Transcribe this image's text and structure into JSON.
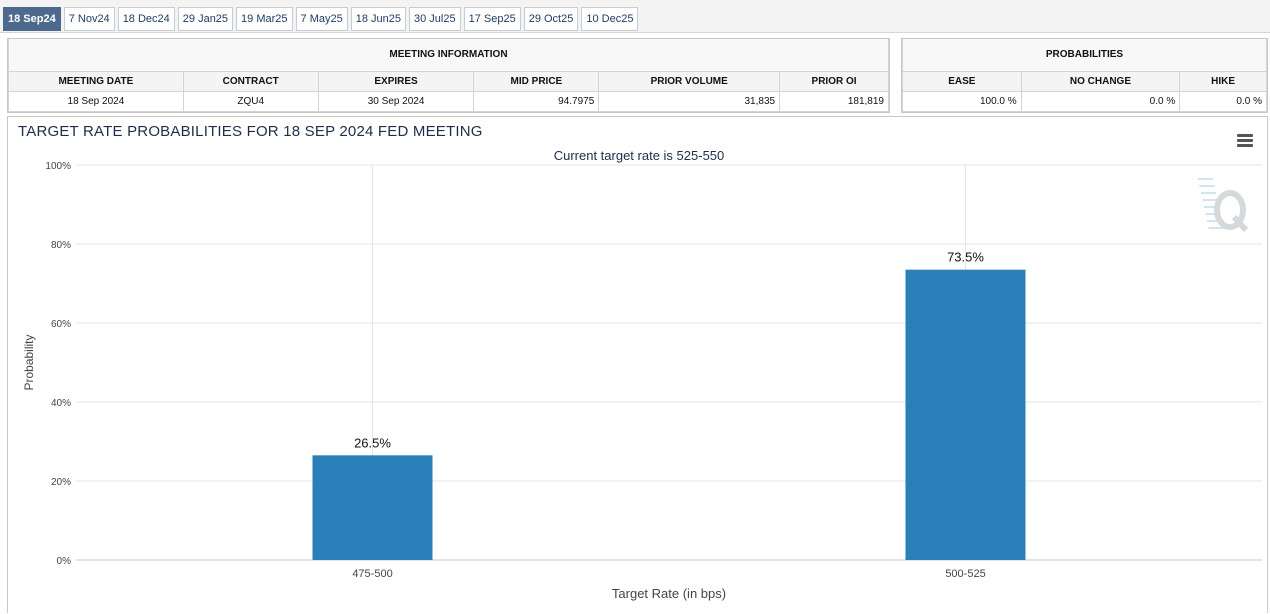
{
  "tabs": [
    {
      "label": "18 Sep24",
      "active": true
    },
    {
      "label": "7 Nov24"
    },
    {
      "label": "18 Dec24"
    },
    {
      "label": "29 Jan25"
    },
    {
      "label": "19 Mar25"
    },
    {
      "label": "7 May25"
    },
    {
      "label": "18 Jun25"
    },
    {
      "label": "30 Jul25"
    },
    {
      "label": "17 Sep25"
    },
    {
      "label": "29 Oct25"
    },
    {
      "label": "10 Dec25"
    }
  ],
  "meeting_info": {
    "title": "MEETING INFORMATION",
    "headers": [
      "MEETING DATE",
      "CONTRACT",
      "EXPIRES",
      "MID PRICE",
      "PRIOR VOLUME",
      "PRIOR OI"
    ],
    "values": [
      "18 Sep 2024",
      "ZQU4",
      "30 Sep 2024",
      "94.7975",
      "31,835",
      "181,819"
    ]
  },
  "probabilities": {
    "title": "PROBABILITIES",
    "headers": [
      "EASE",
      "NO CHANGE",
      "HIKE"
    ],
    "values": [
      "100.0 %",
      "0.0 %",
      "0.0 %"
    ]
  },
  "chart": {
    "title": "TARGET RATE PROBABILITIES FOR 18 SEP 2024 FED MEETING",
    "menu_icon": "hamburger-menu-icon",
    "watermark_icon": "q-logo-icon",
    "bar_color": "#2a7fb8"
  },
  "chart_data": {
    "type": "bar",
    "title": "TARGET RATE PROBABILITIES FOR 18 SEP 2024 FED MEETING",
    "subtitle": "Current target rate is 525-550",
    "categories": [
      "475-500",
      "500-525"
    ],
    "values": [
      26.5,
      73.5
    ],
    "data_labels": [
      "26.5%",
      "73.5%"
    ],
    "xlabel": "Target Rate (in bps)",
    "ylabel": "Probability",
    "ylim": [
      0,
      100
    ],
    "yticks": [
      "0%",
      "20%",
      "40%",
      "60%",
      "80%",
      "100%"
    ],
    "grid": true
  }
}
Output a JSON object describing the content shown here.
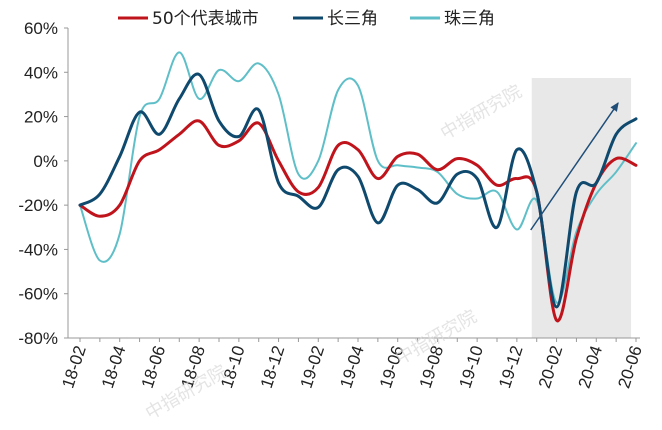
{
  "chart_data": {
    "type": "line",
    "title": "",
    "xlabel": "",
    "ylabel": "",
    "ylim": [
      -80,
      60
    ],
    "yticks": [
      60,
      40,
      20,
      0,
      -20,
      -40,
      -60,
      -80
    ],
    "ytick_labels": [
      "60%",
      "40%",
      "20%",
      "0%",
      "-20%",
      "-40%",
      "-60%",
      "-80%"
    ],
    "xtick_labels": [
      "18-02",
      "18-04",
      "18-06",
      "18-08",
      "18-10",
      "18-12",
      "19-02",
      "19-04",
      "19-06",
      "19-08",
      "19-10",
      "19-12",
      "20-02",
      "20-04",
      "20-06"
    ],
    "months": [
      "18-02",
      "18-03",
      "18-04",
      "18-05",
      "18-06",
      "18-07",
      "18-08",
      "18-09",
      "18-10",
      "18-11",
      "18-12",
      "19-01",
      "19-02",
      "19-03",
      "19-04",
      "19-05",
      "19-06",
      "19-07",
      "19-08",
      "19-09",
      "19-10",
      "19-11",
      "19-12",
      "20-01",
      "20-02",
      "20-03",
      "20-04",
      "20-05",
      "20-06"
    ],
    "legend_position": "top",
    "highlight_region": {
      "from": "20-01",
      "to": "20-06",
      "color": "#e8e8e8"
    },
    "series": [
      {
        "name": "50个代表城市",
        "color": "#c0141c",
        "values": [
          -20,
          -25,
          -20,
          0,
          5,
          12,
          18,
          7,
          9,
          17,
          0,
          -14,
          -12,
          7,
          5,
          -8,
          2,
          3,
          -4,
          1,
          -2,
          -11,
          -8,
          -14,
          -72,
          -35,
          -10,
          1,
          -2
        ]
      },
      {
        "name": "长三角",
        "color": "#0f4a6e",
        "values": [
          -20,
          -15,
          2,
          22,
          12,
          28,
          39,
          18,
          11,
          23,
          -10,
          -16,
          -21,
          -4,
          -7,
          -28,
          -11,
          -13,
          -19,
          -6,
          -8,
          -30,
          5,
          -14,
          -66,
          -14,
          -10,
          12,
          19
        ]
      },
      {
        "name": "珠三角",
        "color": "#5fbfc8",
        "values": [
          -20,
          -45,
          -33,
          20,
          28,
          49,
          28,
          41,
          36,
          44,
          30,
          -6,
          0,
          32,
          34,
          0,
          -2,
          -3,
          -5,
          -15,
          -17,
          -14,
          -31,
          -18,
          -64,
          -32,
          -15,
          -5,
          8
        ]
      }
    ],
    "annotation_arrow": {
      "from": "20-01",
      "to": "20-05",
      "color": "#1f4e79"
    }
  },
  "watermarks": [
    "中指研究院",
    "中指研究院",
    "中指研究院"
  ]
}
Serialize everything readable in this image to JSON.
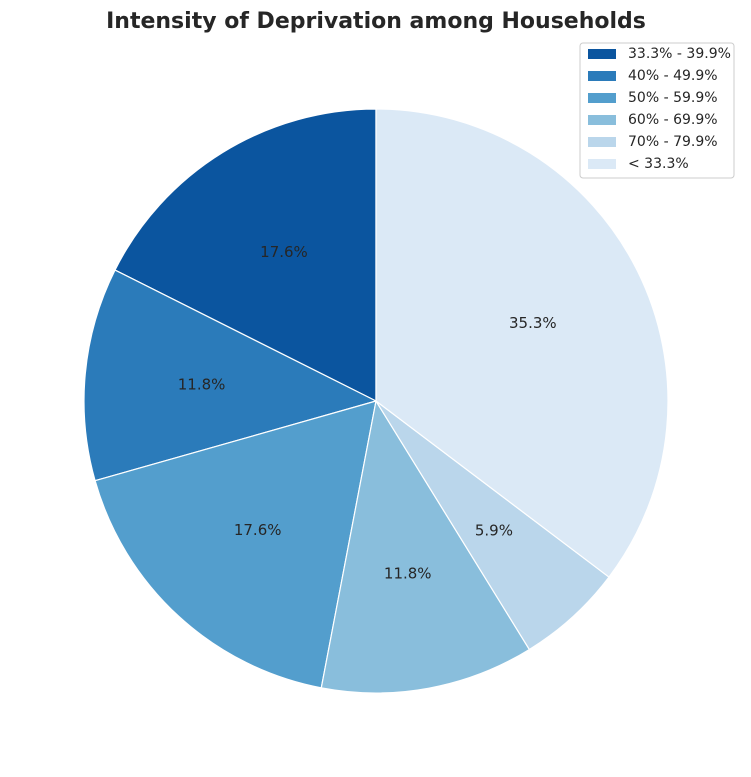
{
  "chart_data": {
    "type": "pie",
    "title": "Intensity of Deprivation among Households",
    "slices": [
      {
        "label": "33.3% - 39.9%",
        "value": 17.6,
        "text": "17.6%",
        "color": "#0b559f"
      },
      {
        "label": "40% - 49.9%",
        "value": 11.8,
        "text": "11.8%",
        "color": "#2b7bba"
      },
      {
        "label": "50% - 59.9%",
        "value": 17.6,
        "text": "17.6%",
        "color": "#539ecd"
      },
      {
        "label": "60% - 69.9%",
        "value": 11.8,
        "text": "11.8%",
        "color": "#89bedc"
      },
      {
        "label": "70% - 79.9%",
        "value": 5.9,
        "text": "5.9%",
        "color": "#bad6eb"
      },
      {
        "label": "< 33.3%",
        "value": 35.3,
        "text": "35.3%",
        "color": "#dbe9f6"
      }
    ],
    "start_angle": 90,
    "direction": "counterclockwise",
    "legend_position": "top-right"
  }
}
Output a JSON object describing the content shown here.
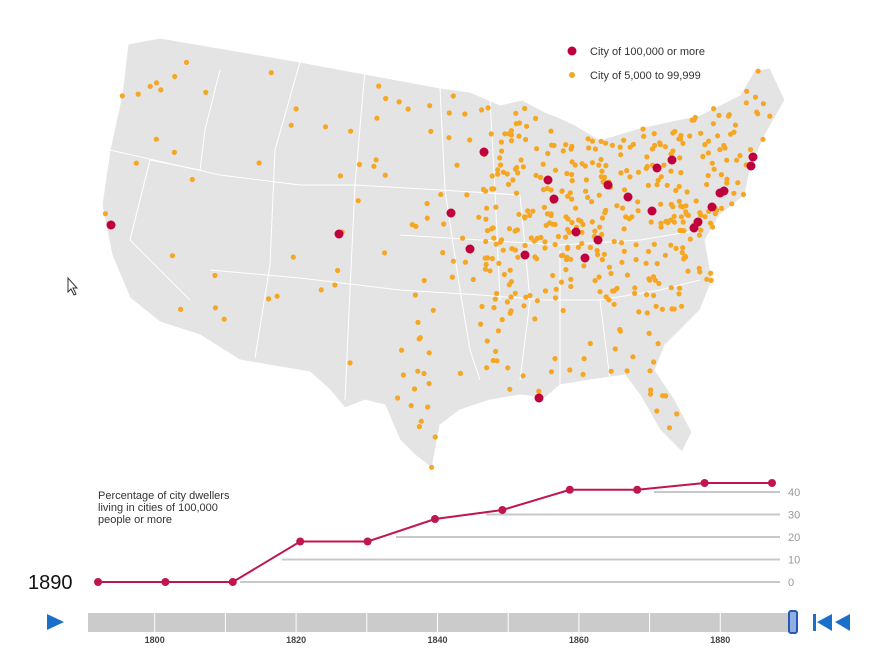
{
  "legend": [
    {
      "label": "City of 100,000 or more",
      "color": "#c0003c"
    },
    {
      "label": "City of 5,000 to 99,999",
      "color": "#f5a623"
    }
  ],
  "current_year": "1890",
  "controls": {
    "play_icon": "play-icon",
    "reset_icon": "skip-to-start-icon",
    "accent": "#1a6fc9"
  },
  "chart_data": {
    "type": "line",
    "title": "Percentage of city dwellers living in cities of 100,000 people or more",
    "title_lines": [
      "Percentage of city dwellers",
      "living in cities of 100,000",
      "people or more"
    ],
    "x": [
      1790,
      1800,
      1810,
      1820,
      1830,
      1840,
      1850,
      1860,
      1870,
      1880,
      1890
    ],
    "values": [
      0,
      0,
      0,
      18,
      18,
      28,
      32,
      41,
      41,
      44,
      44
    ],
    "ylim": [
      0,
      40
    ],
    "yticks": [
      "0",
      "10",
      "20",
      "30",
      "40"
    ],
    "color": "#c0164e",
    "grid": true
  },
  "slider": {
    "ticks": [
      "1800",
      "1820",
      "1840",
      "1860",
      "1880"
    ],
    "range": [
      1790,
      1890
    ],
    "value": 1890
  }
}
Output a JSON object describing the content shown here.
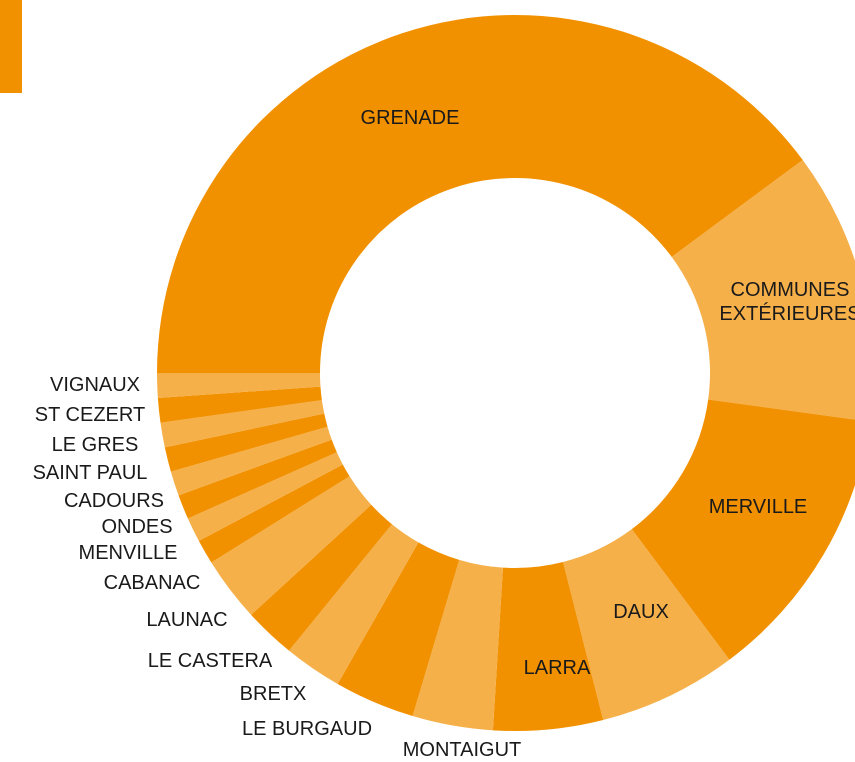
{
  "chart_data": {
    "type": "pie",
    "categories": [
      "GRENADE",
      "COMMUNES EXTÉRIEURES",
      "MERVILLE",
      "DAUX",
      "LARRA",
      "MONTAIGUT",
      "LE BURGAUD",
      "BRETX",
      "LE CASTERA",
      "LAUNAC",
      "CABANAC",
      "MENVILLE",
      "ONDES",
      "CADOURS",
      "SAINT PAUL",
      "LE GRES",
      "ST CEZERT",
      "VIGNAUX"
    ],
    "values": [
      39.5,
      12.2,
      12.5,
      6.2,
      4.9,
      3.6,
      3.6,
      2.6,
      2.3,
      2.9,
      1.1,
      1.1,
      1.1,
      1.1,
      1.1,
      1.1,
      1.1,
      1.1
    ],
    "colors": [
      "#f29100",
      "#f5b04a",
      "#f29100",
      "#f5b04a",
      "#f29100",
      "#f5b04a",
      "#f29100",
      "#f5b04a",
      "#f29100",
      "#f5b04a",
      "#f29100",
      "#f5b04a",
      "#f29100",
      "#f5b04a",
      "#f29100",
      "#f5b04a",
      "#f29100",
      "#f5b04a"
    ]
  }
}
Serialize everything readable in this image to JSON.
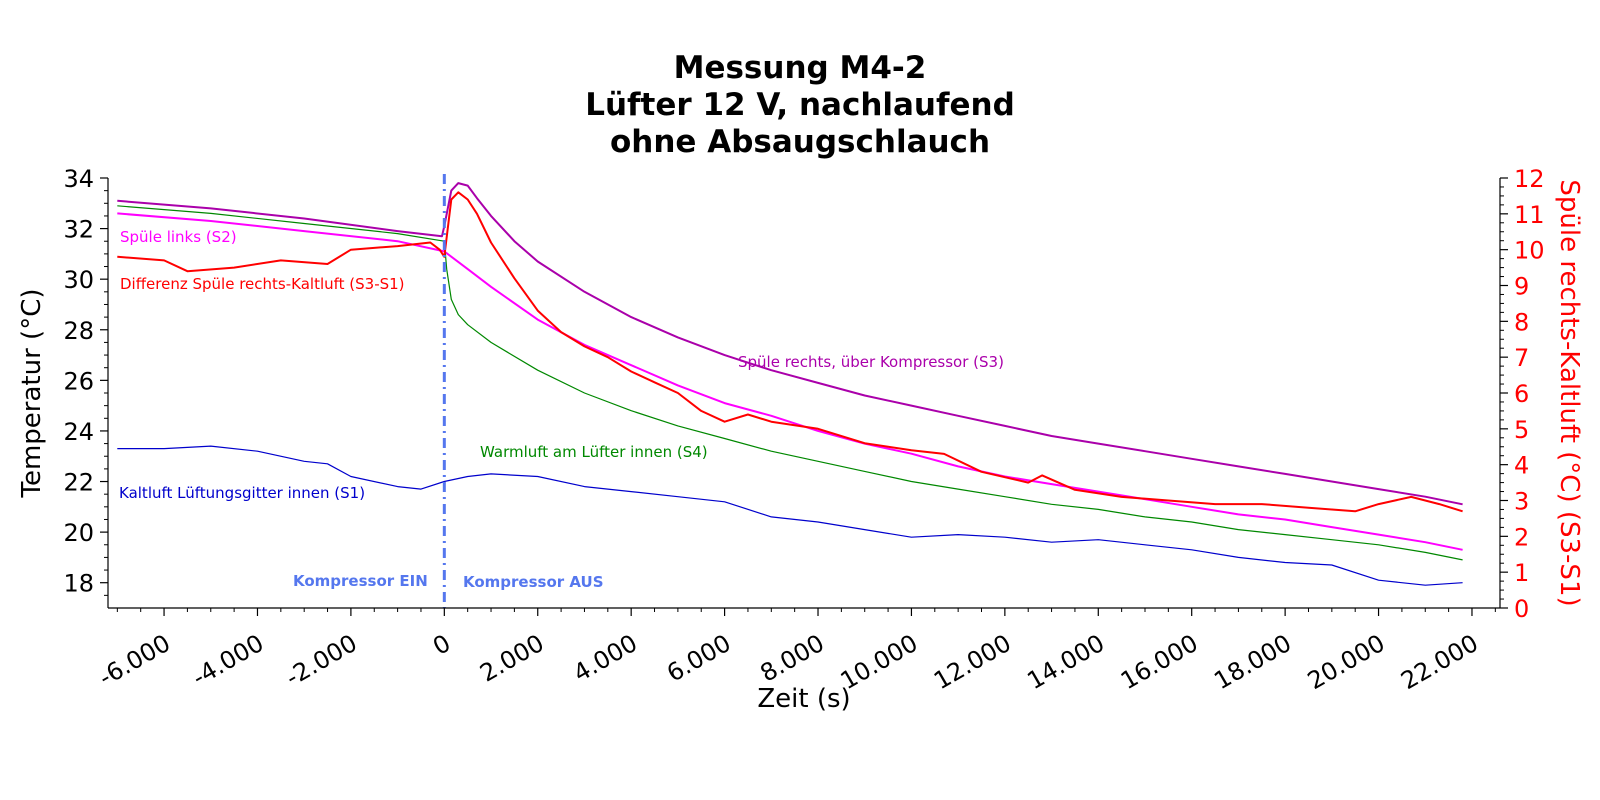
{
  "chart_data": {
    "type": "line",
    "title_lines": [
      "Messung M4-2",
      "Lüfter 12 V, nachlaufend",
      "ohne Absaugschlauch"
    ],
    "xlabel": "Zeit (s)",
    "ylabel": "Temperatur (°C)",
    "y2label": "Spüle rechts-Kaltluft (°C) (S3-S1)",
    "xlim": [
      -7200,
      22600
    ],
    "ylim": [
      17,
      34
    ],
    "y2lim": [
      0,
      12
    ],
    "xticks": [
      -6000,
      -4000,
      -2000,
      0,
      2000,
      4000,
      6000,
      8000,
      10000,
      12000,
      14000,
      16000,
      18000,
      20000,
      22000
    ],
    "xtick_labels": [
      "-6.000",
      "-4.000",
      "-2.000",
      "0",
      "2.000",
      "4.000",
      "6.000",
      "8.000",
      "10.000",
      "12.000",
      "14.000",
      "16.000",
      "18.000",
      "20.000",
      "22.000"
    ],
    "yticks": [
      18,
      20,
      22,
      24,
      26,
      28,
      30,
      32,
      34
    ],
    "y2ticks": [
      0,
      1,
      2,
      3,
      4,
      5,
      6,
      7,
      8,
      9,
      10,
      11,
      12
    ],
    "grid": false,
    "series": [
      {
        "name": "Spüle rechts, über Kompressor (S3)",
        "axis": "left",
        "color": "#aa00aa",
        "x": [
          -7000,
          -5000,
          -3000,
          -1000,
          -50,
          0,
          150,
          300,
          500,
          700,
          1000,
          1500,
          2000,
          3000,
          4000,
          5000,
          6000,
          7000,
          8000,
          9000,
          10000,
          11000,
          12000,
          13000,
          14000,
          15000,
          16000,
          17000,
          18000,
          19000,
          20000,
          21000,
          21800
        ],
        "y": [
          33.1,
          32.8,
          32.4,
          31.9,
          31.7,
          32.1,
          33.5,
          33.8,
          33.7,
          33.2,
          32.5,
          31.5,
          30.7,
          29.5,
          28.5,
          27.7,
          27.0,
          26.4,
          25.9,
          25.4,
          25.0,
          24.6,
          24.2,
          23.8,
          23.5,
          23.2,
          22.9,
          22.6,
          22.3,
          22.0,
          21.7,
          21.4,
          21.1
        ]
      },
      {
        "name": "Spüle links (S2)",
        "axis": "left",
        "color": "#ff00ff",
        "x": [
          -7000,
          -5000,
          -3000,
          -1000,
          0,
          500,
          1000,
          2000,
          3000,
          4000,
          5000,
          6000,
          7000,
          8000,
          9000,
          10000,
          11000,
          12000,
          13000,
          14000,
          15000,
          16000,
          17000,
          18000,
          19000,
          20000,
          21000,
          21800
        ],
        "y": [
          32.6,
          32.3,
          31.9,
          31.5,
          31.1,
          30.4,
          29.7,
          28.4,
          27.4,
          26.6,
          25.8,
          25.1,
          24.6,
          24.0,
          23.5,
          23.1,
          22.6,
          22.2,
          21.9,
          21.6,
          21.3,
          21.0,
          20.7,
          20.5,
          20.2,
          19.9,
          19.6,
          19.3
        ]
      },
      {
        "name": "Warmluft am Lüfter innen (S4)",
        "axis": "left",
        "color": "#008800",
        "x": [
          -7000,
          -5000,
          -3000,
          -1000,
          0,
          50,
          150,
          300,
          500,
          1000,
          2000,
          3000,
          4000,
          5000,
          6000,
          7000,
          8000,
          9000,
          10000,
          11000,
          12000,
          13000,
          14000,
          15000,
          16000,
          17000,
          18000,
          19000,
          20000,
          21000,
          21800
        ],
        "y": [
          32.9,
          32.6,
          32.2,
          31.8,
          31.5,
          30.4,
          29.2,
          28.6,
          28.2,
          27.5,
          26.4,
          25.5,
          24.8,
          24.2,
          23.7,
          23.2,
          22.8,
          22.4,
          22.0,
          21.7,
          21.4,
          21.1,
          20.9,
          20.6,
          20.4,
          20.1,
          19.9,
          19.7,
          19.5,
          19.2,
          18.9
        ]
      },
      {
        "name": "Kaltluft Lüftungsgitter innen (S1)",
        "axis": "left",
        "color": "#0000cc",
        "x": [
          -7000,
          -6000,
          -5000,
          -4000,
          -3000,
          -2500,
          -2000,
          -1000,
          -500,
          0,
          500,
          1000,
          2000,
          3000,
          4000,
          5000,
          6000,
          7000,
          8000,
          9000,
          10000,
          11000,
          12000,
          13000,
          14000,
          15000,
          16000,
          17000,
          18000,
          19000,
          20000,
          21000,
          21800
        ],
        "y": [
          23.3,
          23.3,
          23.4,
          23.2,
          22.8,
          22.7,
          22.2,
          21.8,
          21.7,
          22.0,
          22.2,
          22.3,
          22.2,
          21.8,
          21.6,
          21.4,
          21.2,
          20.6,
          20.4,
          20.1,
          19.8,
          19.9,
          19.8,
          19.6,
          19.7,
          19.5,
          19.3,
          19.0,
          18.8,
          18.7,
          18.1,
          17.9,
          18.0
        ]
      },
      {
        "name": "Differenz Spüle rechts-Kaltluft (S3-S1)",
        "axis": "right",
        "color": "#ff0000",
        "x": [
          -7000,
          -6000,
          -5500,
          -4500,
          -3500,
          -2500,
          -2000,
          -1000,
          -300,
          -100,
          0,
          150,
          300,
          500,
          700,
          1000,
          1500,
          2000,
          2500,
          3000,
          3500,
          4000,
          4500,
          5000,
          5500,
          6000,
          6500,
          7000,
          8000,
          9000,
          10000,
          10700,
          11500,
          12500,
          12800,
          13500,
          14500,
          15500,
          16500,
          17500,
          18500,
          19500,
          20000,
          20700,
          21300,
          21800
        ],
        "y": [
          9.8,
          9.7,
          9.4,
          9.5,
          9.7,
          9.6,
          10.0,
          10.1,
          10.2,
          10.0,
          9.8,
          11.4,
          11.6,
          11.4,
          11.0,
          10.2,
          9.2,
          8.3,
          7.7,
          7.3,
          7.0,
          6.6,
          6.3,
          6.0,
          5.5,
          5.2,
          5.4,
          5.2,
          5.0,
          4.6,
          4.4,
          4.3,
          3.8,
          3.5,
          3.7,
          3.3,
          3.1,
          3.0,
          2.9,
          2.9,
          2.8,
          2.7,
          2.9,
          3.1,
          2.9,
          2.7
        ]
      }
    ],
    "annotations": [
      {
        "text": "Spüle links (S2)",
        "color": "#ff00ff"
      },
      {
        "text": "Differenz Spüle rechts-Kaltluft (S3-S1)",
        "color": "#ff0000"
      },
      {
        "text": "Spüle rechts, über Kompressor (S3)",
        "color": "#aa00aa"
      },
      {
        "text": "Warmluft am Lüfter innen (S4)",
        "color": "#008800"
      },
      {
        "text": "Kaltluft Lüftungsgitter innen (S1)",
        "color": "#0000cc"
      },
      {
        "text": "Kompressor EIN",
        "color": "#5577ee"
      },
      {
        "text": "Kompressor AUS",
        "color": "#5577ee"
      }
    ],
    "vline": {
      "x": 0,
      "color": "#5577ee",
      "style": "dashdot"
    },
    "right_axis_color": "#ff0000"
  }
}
○ ○ ○ ○
Search the entries for "über" and copy out each line that has it.

        "name": "Spüle rechts, über Kompressor (S3)",
        "text": "Spüle rechts, über Kompressor (S3)",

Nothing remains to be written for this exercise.